■ **EXERCISE OBJECTIVE**: Give back all the data exactly, line by line.
----------------------------------------
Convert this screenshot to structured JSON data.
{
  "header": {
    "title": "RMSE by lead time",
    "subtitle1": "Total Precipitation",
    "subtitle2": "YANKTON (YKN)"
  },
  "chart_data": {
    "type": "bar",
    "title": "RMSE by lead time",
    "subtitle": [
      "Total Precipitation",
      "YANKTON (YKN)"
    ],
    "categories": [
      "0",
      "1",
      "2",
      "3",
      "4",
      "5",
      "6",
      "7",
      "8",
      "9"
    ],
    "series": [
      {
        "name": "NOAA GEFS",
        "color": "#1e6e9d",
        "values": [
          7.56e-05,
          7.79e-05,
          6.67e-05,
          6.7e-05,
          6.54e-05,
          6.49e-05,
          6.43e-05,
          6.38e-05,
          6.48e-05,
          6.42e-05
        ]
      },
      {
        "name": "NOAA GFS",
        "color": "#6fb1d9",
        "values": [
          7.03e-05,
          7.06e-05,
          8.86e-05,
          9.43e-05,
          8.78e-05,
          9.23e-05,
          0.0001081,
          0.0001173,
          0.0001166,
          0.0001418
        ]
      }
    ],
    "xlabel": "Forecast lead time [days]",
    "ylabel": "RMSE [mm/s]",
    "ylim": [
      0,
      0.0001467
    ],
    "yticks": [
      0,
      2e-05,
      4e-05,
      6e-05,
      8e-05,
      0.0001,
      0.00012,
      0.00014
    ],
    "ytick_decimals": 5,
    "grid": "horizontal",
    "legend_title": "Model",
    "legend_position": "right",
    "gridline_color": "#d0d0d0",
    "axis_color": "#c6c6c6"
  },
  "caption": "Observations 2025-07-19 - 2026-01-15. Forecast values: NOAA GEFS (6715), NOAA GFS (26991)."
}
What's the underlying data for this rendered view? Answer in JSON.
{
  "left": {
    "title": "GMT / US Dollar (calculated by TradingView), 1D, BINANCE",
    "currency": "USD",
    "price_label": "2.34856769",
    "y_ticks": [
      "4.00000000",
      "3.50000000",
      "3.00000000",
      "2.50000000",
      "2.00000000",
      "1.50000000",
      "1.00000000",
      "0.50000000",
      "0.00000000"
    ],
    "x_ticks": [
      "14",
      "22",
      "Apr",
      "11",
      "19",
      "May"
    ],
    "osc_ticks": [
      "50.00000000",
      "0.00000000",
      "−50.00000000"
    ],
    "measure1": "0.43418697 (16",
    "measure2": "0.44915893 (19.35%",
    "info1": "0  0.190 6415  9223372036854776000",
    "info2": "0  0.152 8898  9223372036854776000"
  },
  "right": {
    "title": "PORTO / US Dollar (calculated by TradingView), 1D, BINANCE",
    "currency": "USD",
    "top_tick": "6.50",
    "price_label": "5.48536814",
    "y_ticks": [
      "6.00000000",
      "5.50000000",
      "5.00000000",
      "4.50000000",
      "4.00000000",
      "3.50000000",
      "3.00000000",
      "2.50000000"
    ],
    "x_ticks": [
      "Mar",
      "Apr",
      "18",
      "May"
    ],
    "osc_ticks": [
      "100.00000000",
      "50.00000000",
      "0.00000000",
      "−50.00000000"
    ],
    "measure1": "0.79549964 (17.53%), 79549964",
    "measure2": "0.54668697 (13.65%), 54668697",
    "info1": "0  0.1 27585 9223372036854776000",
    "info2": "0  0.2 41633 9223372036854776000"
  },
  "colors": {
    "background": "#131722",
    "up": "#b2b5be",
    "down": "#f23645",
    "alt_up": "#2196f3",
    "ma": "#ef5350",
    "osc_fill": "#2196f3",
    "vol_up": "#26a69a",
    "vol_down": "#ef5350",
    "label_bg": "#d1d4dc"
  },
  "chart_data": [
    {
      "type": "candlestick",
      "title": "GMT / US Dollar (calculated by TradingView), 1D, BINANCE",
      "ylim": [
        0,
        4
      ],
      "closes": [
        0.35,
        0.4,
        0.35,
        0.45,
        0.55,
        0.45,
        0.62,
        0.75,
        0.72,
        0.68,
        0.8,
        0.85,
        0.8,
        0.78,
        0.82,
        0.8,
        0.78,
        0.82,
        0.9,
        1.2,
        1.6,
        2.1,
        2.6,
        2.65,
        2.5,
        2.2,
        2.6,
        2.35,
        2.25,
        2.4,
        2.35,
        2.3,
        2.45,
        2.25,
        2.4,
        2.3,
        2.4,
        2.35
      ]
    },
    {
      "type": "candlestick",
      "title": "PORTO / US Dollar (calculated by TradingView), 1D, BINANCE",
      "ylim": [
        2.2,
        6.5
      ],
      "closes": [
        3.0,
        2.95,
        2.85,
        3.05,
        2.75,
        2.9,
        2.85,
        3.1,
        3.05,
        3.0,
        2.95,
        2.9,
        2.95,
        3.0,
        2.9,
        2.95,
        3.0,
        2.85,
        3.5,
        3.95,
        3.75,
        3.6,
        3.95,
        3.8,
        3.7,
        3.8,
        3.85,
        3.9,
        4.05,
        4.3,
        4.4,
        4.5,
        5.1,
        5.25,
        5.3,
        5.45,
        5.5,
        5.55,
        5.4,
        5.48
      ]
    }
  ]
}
----------------------------------------
■ **PROBLEM SOLUTION**:
Convert this screenshot to structured JSON data.
{
  "header": {
    "title": "RMSE by lead time",
    "subtitle1": "Total Precipitation",
    "subtitle2": "YANKTON (YKN)"
  },
  "chart_data": {
    "type": "bar",
    "title": "RMSE by lead time",
    "subtitle": [
      "Total Precipitation",
      "YANKTON (YKN)"
    ],
    "categories": [
      "0",
      "1",
      "2",
      "3",
      "4",
      "5",
      "6",
      "7",
      "8",
      "9"
    ],
    "series": [
      {
        "name": "NOAA GEFS",
        "color": "#1e6e9d",
        "values": [
          7.56e-05,
          7.79e-05,
          6.67e-05,
          6.7e-05,
          6.54e-05,
          6.49e-05,
          6.43e-05,
          6.38e-05,
          6.48e-05,
          6.42e-05
        ]
      },
      {
        "name": "NOAA GFS",
        "color": "#6fb1d9",
        "values": [
          7.03e-05,
          7.06e-05,
          8.86e-05,
          9.43e-05,
          8.78e-05,
          9.23e-05,
          0.0001081,
          0.0001173,
          0.0001166,
          0.0001418
        ]
      }
    ],
    "xlabel": "Forecast lead time [days]",
    "ylabel": "RMSE [mm/s]",
    "ylim": [
      0,
      0.0001467
    ],
    "yticks": [
      0,
      2e-05,
      4e-05,
      6e-05,
      8e-05,
      0.0001,
      0.00012,
      0.00014
    ],
    "ytick_decimals": 5,
    "grid": "horizontal",
    "legend_title": "Model",
    "legend_position": "right",
    "gridline_color": "#d0d0d0",
    "axis_color": "#c6c6c6"
  },
  "caption": "Observations 2025-07-19 - 2026-01-15. Forecast values: NOAA GEFS (6715), NOAA GFS (26991)."
}
What's the underlying data for this rendered view? Answer in JSON.
{
  "left": {
    "title": "GMT / US Dollar (calculated by TradingView), 1D, BINANCE",
    "currency": "USD",
    "price_label": "2.34856769",
    "y_ticks": [
      "4.00000000",
      "3.50000000",
      "3.00000000",
      "2.50000000",
      "2.00000000",
      "1.50000000",
      "1.00000000",
      "0.50000000",
      "0.00000000"
    ],
    "x_ticks": [
      "14",
      "22",
      "Apr",
      "11",
      "19",
      "May"
    ],
    "osc_ticks": [
      "50.00000000",
      "0.00000000",
      "−50.00000000"
    ],
    "measure1": "0.43418697 (16",
    "measure2": "0.44915893 (19.35%",
    "info1": "0  0.190 6415  9223372036854776000",
    "info2": "0  0.152 8898  9223372036854776000"
  },
  "right": {
    "title": "PORTO / US Dollar (calculated by TradingView), 1D, BINANCE",
    "currency": "USD",
    "top_tick": "6.50",
    "price_label": "5.48536814",
    "y_ticks": [
      "6.00000000",
      "5.50000000",
      "5.00000000",
      "4.50000000",
      "4.00000000",
      "3.50000000",
      "3.00000000",
      "2.50000000"
    ],
    "x_ticks": [
      "Mar",
      "Apr",
      "18",
      "May"
    ],
    "osc_ticks": [
      "100.00000000",
      "50.00000000",
      "0.00000000",
      "−50.00000000"
    ],
    "measure1": "0.79549964 (17.53%), 79549964",
    "measure2": "0.54668697 (13.65%), 54668697",
    "info1": "0  0.1 27585 9223372036854776000",
    "info2": "0  0.2 41633 9223372036854776000"
  },
  "colors": {
    "background": "#131722",
    "up": "#b2b5be",
    "down": "#f23645",
    "alt_up": "#2196f3",
    "ma": "#ef5350",
    "osc_fill": "#2196f3",
    "vol_up": "#26a69a",
    "vol_down": "#ef5350",
    "label_bg": "#d1d4dc"
  },
  "chart_data": [
    {
      "type": "candlestick",
      "title": "GMT / US Dollar (calculated by TradingView), 1D, BINANCE",
      "ylim": [
        0,
        4
      ],
      "closes": [
        0.35,
        0.4,
        0.35,
        0.45,
        0.55,
        0.45,
        0.62,
        0.75,
        0.72,
        0.68,
        0.8,
        0.85,
        0.8,
        0.78,
        0.82,
        0.8,
        0.78,
        0.82,
        0.9,
        1.2,
        1.6,
        2.1,
        2.6,
        2.65,
        2.5,
        2.2,
        2.6,
        2.35,
        2.25,
        2.4,
        2.35,
        2.3,
        2.45,
        2.25,
        2.4,
        2.3,
        2.4,
        2.35
      ]
    },
    {
      "type": "candlestick",
      "title": "PORTO / US Dollar (calculated by TradingView), 1D, BINANCE",
      "ylim": [
        2.2,
        6.5
      ],
      "closes": [
        3.0,
        2.95,
        2.85,
        3.05,
        2.75,
        2.9,
        2.85,
        3.1,
        3.05,
        3.0,
        2.95,
        2.9,
        2.95,
        3.0,
        2.9,
        2.95,
        3.0,
        2.85,
        3.5,
        3.95,
        3.75,
        3.6,
        3.95,
        3.8,
        3.7,
        3.8,
        3.85,
        3.9,
        4.05,
        4.3,
        4.4,
        4.5,
        5.1,
        5.25,
        5.3,
        5.45,
        5.5,
        5.55,
        5.4,
        5.48
      ]
    }
  ]
}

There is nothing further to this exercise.